## BRANO ESTRATTO
::::::

13195153284_fc6b0d84f4_bRICERCA – Che cosa sono e dove stanno i significati? Questa domanda sembra a prima vista addirittura mal posta, ma in realtà rappresenta uno dei leitmotiv della storia della filosofia. Secoli di interrogativi per cercare di persuadere che i significati delle parole stavano nelle parole stesse, o nelle cose che volevano rappresentare, oppure che il significato di un termine in realtà fosse determinato dall’uso che ne facciamo. Per non parlare dello sviluppo della semantica, quella branca della linguistica che studia il significato di parole e segni. In realtà quello che è finora emerso da secoli di pensiero sullo statuto ontologico dei significati, è che non sembra possibile oggi definire con precisione e senza obiezioni che cosa siano i significati e come si formino nella nostra mente quando parliamo.

La novità è che negli Stati Uniti, precisamente alla Kansas State University, un team composto da tre filosofi guidati da Elliott Wagner e un matematico, Pierre Tarres dell’Università di Tolosa, in Francia, ha cercato di riprendere in mano la questione da un altro punto di vista metodologico, attraverso cioè la teoria dei giochi. In altre parole l’idea di Wagner è usare la teoria dei giochi per analizzare come avviene la comunicazione e come le parole acquistano significato. L’idea che i ricercatori volevano testare era che poiché il sistema di comunicazione evolve, il messaggio del mittente può riflettere lo stato del mondo e il ricevitore può rispondere in modo appropriato per lo stato del mondo. L’idea non è affatto nuova: i batteri, come gli Pseudomonas per esempio, in genere comunicano attraverso segnali chimici per attaccare il sistema immunitario umano. Le scimmie usano la vocalizzazione per comunicare, un pavone utilizza la dimensione della sua coda per segnalare la sua attrattiva per una femmina. Le persone stesse usano il linguaggio del corpo per comunicare. La differenza rispetto ai modelli precedenti qui è proprio l’utilizzo di un sistema matematico come la teoria dei giochi.

::::::

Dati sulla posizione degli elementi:
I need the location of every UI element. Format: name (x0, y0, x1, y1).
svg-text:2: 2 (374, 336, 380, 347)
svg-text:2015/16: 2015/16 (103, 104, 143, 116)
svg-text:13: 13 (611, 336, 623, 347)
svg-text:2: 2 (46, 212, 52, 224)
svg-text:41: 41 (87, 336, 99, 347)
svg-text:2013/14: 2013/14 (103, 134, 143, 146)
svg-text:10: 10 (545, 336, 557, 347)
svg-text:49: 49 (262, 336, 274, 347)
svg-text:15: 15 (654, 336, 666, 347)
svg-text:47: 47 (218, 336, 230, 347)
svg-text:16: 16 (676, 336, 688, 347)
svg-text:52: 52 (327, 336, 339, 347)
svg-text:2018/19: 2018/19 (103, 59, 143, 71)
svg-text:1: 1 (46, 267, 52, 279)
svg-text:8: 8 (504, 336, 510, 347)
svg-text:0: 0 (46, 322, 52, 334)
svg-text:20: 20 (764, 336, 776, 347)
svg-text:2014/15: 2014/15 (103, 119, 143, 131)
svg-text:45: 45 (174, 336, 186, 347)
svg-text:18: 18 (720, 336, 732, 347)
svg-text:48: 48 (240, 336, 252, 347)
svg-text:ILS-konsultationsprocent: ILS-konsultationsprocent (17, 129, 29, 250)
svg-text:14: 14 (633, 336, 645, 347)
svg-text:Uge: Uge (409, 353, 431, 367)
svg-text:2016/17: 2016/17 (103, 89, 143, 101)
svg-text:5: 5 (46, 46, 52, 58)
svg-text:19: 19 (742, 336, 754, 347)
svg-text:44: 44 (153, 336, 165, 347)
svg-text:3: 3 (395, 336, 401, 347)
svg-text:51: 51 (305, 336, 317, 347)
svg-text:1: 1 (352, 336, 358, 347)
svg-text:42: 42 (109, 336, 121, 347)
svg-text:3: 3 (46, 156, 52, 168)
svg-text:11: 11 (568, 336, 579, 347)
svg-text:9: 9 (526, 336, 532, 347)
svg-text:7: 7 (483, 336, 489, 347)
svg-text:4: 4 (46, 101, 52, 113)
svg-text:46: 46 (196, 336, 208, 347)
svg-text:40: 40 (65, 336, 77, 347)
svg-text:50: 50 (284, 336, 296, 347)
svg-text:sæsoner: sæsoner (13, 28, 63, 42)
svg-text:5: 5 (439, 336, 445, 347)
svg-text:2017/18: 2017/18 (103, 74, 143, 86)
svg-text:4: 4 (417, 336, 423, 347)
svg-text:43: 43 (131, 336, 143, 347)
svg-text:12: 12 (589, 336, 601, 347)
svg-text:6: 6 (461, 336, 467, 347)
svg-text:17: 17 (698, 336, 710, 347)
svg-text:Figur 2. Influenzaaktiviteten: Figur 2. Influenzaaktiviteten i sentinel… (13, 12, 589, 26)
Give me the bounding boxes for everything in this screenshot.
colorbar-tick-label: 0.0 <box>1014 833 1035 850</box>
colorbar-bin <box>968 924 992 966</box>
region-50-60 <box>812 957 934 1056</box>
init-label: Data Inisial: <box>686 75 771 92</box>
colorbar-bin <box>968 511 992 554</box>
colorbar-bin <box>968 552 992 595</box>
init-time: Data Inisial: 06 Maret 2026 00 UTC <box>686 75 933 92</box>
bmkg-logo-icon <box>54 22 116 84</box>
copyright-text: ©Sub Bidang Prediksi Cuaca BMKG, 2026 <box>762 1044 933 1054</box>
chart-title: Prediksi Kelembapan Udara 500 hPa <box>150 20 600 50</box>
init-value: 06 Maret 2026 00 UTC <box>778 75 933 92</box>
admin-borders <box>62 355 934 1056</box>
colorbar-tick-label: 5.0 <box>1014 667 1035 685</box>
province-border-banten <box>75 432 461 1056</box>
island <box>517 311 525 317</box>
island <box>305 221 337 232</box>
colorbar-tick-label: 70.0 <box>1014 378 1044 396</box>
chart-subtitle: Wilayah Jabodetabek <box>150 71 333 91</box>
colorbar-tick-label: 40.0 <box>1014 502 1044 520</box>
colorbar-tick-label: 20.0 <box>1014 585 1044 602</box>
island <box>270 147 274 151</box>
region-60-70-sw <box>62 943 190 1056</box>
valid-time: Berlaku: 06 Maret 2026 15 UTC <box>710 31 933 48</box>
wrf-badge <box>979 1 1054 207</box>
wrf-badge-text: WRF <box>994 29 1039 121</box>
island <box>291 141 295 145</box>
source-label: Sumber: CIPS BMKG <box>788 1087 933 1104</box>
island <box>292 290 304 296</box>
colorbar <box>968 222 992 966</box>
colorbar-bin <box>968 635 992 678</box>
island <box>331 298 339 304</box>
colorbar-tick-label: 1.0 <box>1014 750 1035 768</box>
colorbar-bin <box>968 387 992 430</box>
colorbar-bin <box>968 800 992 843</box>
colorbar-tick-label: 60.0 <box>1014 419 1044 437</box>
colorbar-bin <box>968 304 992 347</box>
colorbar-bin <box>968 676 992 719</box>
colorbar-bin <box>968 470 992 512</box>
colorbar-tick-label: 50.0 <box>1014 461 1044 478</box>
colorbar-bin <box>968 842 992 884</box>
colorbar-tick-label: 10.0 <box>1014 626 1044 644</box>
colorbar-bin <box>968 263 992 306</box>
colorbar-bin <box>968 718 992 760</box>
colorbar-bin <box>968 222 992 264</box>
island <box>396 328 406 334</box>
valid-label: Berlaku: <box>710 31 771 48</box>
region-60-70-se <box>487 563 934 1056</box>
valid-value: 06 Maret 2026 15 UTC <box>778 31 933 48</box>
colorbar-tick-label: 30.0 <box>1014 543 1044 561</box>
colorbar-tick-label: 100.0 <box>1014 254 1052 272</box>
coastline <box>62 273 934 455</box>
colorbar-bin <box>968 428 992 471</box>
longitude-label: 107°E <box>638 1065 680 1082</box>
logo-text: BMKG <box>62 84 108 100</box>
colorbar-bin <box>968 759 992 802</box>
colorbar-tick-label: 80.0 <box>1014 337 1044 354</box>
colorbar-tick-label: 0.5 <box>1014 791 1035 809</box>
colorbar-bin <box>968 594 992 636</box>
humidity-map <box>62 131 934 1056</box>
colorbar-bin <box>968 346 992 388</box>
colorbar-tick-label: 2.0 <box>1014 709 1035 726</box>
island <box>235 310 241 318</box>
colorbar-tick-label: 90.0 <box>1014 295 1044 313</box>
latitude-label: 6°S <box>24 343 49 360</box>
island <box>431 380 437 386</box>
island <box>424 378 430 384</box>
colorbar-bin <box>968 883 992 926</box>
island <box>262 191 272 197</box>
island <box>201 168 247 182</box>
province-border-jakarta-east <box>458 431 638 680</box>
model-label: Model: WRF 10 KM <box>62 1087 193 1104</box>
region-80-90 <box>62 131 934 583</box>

::::::

## COMPITI DA SVOLGERE
**a.** Trascriva dal brano sui significati delle parole il passaggio compreso tra "13195153284_fc6b0d84f4_bRICERCA – Che" e "mente quando parliamo.", estremi inclusi.
**b.** Riprenda il brano sui significati delle parole e ne scriva il seguito dopo l'ultima frase riportata.
Questi dati provengono da un'altra fonte.

## RISPOSTE FINALI
**a.**
13195153284_fc6b0d84f4_bRICERCA – Che cosa sono e dove stanno i significati? Questa domanda sembra a prima vista addirittura mal posta, ma in realtà rappresenta uno dei leitmotiv della storia della filosofia. Secoli di interrogativi per cercare di persuadere che i significati delle parole stavano nelle parole stesse, o nelle cose che volevano rappresentare, oppure che il significato di un termine in realtà fosse determinato dall’uso che ne facciamo. Per non parlare dello sviluppo della semantica, quella branca della linguistica che studia il significato di parole e segni. In realtà quello che è finora emerso da secoli di pensiero sullo statuto ontologico dei significati, è che non sembra possibile oggi definire con precisione e senza obiezioni che cosa siano i significati e come si formino nella nostra mente quando parliamo.

**b.**
La teoria dei giochi è infatti una branca della matematica che crea astrazioni matematiche che si rivelano utili anche per rappresentare e studiare le interazioni sociali e la comunicazione. In particolare il mittente condivide un messaggio con il destinatario attraverso un segno o segnale e il ricevitore accoglie e riutilizza il segnale. Questa interazione viene chiamata “gioco di segnalazione”.

Nell’esperimento i ricercatori hanno selezionato un messaggio da parte del mittente che non avesse alcun significato precompilato per osservare come questo evolvesse nel passaggio da un individuo all’altro, man mano che questi individui comunicavano.

Risultato? Pare proprio che basandosi sulle tecniche matematiche della teoria dei giochi sia possibile affermare che il significato di una parola è proprio causato da questo processo naturale che fa sì che le espressioni del linguaggio, tecnicamente e inizialmente prive di ogni significato preconcetto, in realtà lo acquistino proprio entrando in contatto con il mondo, cioè a seconda del contesto in cui sono introdotte.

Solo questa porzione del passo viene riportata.